## Material
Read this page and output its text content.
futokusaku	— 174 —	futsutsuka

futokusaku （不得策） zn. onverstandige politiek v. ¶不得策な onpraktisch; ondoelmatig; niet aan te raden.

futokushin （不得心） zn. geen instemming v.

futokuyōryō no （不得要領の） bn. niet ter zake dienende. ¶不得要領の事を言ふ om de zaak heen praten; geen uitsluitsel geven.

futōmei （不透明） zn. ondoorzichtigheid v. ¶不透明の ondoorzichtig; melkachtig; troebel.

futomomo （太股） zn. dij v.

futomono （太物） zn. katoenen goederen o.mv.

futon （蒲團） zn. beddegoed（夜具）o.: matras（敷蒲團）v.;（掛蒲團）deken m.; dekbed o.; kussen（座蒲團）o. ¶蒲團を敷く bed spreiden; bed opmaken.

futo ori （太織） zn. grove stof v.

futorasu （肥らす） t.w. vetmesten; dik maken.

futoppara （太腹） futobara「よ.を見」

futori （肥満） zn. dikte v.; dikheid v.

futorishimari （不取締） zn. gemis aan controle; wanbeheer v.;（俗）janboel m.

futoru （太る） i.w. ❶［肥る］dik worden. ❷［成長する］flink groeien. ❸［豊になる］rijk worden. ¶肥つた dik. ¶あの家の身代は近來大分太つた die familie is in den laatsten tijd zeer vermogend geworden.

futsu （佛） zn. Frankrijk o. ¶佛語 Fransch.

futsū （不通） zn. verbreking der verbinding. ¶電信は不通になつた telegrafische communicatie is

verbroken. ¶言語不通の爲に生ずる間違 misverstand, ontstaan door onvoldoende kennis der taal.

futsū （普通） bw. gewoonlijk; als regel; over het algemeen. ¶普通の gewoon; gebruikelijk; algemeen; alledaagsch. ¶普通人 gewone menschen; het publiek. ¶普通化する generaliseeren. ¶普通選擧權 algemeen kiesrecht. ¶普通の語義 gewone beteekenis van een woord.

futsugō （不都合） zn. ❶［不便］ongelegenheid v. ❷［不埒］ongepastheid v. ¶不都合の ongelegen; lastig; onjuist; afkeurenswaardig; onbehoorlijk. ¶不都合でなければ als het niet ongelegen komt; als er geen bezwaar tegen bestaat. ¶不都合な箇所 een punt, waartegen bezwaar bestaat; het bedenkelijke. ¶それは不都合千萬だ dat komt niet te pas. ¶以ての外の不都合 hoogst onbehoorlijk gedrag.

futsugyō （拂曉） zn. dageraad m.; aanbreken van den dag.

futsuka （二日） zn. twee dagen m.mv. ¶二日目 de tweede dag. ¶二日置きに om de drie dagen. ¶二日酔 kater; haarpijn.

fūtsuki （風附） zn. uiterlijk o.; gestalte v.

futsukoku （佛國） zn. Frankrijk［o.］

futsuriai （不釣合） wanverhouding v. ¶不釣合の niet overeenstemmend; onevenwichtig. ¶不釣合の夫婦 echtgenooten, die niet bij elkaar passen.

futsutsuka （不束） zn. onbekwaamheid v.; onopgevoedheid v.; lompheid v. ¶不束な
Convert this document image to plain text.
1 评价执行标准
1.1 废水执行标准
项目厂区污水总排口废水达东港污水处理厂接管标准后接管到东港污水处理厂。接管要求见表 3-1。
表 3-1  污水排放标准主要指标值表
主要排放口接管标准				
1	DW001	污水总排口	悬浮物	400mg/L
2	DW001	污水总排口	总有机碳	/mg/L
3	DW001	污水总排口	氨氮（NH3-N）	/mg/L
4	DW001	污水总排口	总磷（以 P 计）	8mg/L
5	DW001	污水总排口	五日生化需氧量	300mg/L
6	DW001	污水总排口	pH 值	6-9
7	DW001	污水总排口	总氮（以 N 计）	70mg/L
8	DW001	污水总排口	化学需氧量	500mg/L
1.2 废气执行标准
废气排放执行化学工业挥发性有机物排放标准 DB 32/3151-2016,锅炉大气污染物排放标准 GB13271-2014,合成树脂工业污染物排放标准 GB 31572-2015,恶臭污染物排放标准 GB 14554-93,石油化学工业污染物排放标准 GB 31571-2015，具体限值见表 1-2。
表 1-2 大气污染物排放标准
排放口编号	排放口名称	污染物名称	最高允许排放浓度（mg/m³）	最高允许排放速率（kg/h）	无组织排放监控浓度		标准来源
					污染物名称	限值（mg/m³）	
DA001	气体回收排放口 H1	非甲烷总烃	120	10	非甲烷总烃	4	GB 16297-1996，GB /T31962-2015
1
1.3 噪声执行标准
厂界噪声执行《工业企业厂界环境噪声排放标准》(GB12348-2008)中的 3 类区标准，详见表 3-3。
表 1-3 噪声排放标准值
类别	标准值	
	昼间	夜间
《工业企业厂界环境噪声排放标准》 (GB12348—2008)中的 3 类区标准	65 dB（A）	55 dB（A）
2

## Aim of the exercise
State the number of lines in these entries that include the string "工业企业厂界环境噪声排放标准". Provide nothing beyond that number.

## Expected answer
2